**Task to complete:**
Count how many lines of the material below have the word "active" and give only the number.

**Data shown:**
◇ ◇ ◇

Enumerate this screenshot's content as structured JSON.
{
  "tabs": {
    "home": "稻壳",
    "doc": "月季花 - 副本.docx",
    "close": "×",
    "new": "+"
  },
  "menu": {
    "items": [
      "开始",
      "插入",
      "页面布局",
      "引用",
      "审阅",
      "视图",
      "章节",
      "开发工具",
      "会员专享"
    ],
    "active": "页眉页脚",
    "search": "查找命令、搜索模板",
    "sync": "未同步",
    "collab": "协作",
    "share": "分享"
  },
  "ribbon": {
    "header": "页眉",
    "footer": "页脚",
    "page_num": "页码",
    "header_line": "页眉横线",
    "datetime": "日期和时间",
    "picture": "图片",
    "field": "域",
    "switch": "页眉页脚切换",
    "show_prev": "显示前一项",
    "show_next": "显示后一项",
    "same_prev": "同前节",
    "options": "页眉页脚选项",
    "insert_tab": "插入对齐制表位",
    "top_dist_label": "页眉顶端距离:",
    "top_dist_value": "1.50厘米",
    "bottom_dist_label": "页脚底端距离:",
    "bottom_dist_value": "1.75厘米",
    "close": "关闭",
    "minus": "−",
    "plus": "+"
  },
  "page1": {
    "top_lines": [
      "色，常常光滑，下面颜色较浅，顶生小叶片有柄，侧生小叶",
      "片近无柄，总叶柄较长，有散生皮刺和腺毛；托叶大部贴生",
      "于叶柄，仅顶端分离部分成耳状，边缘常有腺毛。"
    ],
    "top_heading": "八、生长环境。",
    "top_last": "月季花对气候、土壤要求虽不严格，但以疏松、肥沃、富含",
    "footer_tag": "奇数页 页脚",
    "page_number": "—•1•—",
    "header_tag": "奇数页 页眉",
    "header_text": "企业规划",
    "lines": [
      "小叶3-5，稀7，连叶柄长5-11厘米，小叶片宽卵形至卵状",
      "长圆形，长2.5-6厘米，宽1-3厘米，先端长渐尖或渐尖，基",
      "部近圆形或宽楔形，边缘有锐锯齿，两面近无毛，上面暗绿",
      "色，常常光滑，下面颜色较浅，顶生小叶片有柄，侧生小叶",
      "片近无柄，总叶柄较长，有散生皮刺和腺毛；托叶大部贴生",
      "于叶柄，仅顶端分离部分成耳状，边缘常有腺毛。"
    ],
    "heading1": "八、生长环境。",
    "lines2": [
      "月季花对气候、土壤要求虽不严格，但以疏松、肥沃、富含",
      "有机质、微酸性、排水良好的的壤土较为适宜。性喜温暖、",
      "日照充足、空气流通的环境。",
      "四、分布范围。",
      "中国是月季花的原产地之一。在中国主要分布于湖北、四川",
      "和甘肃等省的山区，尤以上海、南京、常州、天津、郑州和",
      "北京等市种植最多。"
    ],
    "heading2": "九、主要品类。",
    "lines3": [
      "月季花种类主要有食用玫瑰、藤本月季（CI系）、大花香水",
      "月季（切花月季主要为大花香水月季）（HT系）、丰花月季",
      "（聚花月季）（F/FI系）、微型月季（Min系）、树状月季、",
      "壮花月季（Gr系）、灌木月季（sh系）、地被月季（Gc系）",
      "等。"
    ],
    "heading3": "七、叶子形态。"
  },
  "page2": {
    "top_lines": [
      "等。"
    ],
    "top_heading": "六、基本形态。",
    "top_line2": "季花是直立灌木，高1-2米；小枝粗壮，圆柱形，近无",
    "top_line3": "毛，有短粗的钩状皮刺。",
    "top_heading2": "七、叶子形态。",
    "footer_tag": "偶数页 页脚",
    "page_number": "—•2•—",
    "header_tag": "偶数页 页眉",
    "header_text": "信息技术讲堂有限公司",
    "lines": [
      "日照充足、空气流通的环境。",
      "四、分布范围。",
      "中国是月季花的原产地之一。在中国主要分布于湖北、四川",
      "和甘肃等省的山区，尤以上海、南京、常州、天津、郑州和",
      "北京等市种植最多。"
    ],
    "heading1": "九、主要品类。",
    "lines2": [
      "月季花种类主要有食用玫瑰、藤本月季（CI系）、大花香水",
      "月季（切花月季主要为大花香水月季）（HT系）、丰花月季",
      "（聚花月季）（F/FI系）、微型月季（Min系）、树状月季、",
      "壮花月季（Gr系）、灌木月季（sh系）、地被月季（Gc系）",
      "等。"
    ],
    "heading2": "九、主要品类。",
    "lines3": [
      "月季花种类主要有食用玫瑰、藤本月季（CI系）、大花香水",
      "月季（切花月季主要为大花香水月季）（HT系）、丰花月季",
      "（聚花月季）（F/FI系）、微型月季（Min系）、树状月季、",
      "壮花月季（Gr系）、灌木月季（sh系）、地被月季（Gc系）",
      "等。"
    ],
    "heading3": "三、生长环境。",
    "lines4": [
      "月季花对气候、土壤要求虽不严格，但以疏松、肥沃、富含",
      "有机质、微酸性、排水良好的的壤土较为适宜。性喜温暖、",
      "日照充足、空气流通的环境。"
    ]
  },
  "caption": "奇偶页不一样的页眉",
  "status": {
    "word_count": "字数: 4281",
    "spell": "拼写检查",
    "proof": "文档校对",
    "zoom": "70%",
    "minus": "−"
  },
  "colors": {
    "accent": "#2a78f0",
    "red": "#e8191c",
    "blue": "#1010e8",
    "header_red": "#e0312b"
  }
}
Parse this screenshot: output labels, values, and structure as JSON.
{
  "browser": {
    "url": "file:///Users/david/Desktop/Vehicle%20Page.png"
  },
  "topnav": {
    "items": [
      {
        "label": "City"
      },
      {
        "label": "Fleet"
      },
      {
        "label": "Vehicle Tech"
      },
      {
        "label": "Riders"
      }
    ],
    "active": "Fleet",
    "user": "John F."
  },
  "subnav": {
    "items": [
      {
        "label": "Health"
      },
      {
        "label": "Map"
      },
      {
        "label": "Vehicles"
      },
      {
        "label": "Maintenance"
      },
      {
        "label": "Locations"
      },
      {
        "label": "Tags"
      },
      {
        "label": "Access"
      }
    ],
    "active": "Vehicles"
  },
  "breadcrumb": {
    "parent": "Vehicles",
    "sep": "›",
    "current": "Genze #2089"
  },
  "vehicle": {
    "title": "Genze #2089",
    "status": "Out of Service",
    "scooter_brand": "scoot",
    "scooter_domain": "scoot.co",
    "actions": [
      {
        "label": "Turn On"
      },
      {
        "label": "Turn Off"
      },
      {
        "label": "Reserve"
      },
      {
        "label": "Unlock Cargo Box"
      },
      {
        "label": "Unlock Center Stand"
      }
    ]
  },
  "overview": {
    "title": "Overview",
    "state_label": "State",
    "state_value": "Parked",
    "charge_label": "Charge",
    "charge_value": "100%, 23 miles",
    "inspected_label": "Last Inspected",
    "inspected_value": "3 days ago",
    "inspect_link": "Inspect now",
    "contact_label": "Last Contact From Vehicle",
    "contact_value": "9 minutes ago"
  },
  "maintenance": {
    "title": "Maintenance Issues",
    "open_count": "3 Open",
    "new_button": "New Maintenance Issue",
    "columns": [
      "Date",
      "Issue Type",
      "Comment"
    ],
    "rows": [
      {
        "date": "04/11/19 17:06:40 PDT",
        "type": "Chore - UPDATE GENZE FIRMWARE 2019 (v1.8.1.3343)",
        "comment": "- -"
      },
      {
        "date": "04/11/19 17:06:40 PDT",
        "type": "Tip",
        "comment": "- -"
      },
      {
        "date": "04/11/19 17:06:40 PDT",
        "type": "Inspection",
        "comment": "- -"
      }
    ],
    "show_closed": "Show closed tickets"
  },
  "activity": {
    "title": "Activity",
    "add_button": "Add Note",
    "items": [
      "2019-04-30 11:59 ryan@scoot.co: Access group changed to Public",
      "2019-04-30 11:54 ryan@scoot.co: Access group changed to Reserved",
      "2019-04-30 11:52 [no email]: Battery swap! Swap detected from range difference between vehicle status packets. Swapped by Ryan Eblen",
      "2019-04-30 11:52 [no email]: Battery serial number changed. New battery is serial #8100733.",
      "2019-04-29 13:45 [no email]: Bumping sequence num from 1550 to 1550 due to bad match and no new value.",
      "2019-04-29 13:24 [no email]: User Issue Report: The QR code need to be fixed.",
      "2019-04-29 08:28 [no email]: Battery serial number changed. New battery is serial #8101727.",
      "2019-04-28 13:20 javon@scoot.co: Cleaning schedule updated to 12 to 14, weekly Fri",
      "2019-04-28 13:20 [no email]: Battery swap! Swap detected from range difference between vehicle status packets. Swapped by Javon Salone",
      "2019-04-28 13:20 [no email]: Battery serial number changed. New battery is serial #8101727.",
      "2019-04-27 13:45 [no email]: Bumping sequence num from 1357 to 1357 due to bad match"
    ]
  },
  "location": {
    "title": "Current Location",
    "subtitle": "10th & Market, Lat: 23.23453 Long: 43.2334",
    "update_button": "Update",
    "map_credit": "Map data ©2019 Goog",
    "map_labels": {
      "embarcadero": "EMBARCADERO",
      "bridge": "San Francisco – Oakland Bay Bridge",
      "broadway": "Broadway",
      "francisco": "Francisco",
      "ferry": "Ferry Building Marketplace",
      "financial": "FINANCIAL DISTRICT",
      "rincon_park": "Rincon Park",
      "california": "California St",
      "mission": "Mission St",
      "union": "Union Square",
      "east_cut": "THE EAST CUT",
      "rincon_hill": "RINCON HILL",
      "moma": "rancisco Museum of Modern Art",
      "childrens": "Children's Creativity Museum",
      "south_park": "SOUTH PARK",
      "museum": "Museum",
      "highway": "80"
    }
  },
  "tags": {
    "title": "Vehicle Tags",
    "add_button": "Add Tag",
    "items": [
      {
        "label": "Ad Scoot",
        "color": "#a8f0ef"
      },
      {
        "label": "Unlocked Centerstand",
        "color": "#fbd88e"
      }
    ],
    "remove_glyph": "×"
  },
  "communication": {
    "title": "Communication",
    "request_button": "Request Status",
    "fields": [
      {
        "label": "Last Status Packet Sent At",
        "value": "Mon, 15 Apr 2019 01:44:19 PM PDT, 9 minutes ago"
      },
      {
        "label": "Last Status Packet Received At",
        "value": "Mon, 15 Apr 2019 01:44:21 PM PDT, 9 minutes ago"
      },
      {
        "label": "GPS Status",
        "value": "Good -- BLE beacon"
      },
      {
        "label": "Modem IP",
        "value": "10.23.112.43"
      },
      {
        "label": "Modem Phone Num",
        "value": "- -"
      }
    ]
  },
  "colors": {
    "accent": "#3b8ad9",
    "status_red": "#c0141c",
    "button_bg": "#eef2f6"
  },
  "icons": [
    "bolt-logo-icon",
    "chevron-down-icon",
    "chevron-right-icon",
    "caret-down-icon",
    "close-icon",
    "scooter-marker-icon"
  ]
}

◇ ◇ ◇

**Final answer:**
3